Extracted text |
3.3.2. Academic Proficiency Test

Students’ academic performance is the quality core of basic education, which is the education quality setting logic controlled by basic education teaching quality (Ran , 2018). Academic achievement is the final measure of teaching quality. It is necessary to check whether the students have completed the three-dimensional learning goals, especially the knowledge and goal requirements, which are mainly reflected by the students’ academic performance test results.

The Guangdong Provincial High School Information Technology Curriculum Academic Proficiency Test was used to test the academic level of subjects. As an authoritative test organized by the provincial education department, the reliability and validity were self-evident.

3.3.3. Academic Questionnaire

In order to evaluate students’ comprehensive literacy and self-efficacy on programming, the academic survey questionnaire was developed based on Learning and Study Strategies Inventory (LASSI), General Self-Efficacy Scale (GSES), CUCEI scale, and in combination with the teaching practice of programming. The dimensions of this questionnaire include basic information, attitude, expectation, self-assessment and self-efficacy. Among them, the self-efficacy dimension included 10 issues of GSES, with the qualifier “program design” was added in description. In other dimensions, the LASSI and CUCEI were reduced appropriately. Besides, a few questions were added to make it more in line with this study. Among them, the dimension of self-efficacy included 10 topics of GSES, only adding “programming” qualifier on the topic, while other dimensions made appropriate reduction on LASSI and CUCEI, and added several questions, making them more consistent with this study.

Records supplied |
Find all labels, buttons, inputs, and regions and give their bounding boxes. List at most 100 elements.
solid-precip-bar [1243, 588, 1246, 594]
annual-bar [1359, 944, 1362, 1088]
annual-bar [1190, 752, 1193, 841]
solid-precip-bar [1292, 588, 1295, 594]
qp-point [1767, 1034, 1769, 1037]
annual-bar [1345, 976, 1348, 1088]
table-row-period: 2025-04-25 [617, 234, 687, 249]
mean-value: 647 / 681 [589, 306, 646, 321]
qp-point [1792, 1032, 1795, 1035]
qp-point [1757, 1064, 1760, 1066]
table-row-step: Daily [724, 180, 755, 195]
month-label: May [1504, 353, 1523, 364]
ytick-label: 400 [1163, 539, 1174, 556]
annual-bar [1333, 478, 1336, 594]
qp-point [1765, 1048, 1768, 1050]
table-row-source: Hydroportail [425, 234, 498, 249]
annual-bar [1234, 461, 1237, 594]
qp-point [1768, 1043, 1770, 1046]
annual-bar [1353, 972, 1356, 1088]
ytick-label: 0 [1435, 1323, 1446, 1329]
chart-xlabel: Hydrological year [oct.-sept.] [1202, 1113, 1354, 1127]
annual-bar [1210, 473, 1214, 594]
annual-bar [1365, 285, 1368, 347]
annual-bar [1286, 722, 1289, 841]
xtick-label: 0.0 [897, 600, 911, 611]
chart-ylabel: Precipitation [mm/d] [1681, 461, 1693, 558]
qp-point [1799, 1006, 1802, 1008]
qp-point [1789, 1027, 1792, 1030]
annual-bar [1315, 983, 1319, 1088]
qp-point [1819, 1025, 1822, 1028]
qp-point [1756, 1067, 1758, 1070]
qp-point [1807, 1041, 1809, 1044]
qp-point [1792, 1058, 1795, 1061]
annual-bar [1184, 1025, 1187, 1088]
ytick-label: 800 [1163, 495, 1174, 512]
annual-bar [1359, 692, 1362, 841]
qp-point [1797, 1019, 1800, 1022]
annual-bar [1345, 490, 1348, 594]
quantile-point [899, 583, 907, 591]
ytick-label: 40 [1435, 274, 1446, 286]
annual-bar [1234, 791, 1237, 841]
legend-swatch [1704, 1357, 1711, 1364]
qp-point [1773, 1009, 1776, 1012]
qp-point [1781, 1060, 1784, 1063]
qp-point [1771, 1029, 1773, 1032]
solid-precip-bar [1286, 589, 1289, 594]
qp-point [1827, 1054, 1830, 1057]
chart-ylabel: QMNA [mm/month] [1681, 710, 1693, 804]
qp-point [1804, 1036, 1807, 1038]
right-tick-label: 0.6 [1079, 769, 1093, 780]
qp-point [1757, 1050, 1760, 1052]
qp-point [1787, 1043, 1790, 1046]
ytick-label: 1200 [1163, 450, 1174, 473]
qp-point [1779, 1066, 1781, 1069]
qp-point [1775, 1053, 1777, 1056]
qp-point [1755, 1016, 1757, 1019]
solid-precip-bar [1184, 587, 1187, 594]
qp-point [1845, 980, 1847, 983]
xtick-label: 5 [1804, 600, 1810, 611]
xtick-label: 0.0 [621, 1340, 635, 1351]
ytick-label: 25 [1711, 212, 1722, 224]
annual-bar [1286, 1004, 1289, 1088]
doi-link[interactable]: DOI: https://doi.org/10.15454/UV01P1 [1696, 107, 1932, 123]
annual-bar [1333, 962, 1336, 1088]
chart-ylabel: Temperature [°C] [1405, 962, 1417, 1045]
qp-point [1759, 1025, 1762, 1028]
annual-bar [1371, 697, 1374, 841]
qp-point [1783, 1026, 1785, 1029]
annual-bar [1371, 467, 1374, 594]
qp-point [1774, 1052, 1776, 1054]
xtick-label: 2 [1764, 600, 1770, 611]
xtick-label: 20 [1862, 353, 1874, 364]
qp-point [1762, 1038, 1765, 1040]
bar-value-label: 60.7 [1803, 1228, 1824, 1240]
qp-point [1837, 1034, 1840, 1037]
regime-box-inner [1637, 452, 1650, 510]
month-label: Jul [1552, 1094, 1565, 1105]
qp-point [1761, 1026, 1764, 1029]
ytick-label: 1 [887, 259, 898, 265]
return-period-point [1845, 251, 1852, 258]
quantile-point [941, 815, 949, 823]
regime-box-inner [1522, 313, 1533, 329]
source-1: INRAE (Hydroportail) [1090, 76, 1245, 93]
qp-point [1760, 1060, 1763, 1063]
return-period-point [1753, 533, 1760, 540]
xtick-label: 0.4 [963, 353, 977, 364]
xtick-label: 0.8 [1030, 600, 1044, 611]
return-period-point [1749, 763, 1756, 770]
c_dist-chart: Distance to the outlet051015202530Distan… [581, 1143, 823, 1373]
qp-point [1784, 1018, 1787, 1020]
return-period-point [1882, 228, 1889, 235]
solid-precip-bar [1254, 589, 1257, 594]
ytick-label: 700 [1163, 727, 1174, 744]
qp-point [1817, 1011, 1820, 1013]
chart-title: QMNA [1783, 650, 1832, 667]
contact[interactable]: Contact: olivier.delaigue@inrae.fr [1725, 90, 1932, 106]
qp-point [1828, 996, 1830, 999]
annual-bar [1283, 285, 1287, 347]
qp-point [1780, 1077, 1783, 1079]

Short task 1 |
List the dimensions of the academic questionnaire that the methods excerpt names.
Short task 2 |
Please pull out every line of the records that contains the string "solid". Case counts.
The methods excerpt and the records have no connection to each other.

Final result 1 |
basic information, attitude, expectation, self-assessment, self-efficacy

Final result 2 |
solid-precip-bar [1243, 588, 1246, 594]
solid-precip-bar [1292, 588, 1295, 594]
solid-precip-bar [1286, 589, 1289, 594]
solid-precip-bar [1184, 587, 1187, 594]
solid-precip-bar [1254, 589, 1257, 594]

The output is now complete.